----- DATA LISTING -----

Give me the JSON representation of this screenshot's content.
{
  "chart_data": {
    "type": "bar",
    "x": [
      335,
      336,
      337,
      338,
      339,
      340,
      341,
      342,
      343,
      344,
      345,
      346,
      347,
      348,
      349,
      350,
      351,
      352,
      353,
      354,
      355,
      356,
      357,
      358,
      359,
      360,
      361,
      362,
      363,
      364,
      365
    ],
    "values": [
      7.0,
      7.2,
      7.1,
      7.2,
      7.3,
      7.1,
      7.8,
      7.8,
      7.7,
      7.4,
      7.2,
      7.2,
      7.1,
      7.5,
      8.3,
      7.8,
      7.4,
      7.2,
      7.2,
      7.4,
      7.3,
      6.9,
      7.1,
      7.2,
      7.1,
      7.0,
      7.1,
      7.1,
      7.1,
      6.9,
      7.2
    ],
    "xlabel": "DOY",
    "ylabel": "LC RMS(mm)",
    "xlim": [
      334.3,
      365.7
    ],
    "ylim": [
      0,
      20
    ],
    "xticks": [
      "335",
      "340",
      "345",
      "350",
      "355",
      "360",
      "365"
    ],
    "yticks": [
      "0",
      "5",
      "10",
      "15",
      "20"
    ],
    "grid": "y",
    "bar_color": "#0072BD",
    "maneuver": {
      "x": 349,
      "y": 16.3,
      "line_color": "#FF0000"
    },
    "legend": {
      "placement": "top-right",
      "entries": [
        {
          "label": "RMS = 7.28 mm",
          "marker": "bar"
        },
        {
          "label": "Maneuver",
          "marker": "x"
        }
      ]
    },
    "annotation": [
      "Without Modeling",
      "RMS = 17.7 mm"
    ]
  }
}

-----

◆ WRITTEN PROBLEM:
Write out the data again, exactly and in full.

◆ SOLUTION:
Give me the JSON representation of this screenshot's content.
{
  "chart_data": {
    "type": "bar",
    "x": [
      335,
      336,
      337,
      338,
      339,
      340,
      341,
      342,
      343,
      344,
      345,
      346,
      347,
      348,
      349,
      350,
      351,
      352,
      353,
      354,
      355,
      356,
      357,
      358,
      359,
      360,
      361,
      362,
      363,
      364,
      365
    ],
    "values": [
      7.0,
      7.2,
      7.1,
      7.2,
      7.3,
      7.1,
      7.8,
      7.8,
      7.7,
      7.4,
      7.2,
      7.2,
      7.1,
      7.5,
      8.3,
      7.8,
      7.4,
      7.2,
      7.2,
      7.4,
      7.3,
      6.9,
      7.1,
      7.2,
      7.1,
      7.0,
      7.1,
      7.1,
      7.1,
      6.9,
      7.2
    ],
    "xlabel": "DOY",
    "ylabel": "LC RMS(mm)",
    "xlim": [
      334.3,
      365.7
    ],
    "ylim": [
      0,
      20
    ],
    "xticks": [
      "335",
      "340",
      "345",
      "350",
      "355",
      "360",
      "365"
    ],
    "yticks": [
      "0",
      "5",
      "10",
      "15",
      "20"
    ],
    "grid": "y",
    "bar_color": "#0072BD",
    "maneuver": {
      "x": 349,
      "y": 16.3,
      "line_color": "#FF0000"
    },
    "legend": {
      "placement": "top-right",
      "entries": [
        {
          "label": "RMS = 7.28 mm",
          "marker": "bar"
        },
        {
          "label": "Maneuver",
          "marker": "x"
        }
      ]
    },
    "annotation": [
      "Without Modeling",
      "RMS = 17.7 mm"
    ]
  }
}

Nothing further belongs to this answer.